El tiempo boca abajo —dejar que el bebé pase ratitos cortos sobre la barriga, siempre despierto— es una de esas cosas que te mandan hacer sin apenas explicarte el motivo. Importa porque le da la fuerza que necesita para levantar la cabeza, darse la vuelta y, con el tiempo, sentarse, y porque ayuda a evitar que se le aplane la parte de atrás de la cabeza de tanto dormir boca arriba (algo que, ojo, es lo correcto e importante). El truco está en que a muchos recién nacidos al principio les horroriza. Aquí tienes por qué merece la pena, cómo empezar con suavidad, cuánto rato y qué hacer cuando protesta.
Por qué importa
Los bebés duermen boca arriba, que es justo lo que toca para un sueño seguro, pero eso significa pasar muchísimo tiempo con la nuca apoyada contra una superficie. El tiempo boca abajo es el contrapeso de las horas despierto: estar sobre la barriga fortalece el cuello, los hombros, la espalda y el centro del cuerpo, que es la base para luego darse la vuelta, sentarse y gatear. Además, reduce las posibilidades de que se le forme una cabeza plana o asimétrica (la llamada plagiocefalia postural).
☆ ☆ ☆
● **Instrucciones**:
1 – Reescribe la parte del texto sobre el tiempo boca abajo que arranca con las palabras que contienen "Por qué importa" y acaba en "llamada plagiocefalia postural).". Cambia "fortalece" por "refuerza".
2 – Continúa el texto sobre el tiempo boca abajo a partir de su última oración.

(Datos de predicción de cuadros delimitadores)
☆ ☆ ☆
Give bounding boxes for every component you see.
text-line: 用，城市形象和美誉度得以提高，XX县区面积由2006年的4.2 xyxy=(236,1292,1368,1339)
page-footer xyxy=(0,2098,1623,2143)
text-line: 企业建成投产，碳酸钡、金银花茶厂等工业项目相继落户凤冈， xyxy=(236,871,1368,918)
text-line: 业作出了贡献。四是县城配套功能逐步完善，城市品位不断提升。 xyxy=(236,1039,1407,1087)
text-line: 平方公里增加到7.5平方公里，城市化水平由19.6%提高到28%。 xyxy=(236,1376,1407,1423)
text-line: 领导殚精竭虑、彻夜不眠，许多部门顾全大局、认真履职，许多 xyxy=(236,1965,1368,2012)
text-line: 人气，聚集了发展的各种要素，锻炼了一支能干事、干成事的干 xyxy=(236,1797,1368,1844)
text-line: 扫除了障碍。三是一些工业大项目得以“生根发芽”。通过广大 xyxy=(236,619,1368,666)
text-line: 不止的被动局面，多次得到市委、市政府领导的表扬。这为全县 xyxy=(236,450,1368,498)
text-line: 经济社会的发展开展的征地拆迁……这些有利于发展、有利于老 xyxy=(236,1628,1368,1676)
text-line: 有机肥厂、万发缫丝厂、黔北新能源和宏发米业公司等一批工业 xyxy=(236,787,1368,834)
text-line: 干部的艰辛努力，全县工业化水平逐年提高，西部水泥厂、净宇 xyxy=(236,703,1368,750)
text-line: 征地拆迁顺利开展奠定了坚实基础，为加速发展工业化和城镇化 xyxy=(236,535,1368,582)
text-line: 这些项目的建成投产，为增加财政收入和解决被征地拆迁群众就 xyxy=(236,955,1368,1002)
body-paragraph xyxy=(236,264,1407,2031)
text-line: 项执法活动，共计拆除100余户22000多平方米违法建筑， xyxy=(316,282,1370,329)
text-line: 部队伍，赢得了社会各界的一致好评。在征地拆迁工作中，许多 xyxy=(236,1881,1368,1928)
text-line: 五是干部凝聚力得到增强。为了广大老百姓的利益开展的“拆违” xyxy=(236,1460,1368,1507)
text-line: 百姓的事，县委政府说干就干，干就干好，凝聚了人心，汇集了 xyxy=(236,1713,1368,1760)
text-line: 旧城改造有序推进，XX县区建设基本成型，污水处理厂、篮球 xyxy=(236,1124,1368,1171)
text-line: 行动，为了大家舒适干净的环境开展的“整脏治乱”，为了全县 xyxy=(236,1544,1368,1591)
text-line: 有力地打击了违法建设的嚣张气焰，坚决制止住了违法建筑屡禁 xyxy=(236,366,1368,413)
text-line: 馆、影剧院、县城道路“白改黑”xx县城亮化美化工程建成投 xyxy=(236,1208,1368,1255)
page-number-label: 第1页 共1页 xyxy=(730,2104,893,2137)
☆ ☆ ☆
● **Respuestas por número**:
1 –
Por qué importa
Los bebés duermen boca arriba, que es justo lo que toca para un sueño seguro, pero eso significa pasar muchísimo tiempo con la nuca apoyada contra una superficie. El tiempo boca abajo es el contrapeso de las horas despierto: estar sobre la barriga refuerza el cuello, los hombros, la espalda y el centro del cuerpo, que es la base para luego darse la vuelta, sentarse y gatear. Además, reduce las posibilidades de que se le forme una cabeza plana o asimétrica (la llamada plagiocefalia postural).

2 –
Cuándo y cómo empezar
Puedes empezar desde los primeros días, en plan poquito y con mucha suavidad. La versión más fácil del principio no es el suelo, ni mucho menos: túmbatelo sobre el pecho mientras tú te recuestas, o atravesado en tu regazo. Estar encima de ti cuenta perfectamente, y es la toma de contacto más amable.
Cuando ya esté listo para más, usa una superficie firme y plana —una colchoneta o manta de juegos en el suelo— para ratitos cortos. Ponte a su altura, háblale y hazle muecas, y echa mano de un espejo para bebés o de un juguete llamativo y de contraste fuerte para darle un motivo por el que levantar la cabeza.
Cuánto rato
Empieza con apenas un minuto o dos, varias veces al día, y ve alargándolo poco a poco según coge fuerza: más vale corto y a menudo que una sesión larga de golpe. Siempre despierto y vigilado; el tiempo boca abajo nunca es para dormir, que siempre toca boca arriba. Un buen momento es después de cambiarle el pañal; evítalo justo después de una toma, porque estar sobre la barriga puede hacer que devuelva un poco de leche.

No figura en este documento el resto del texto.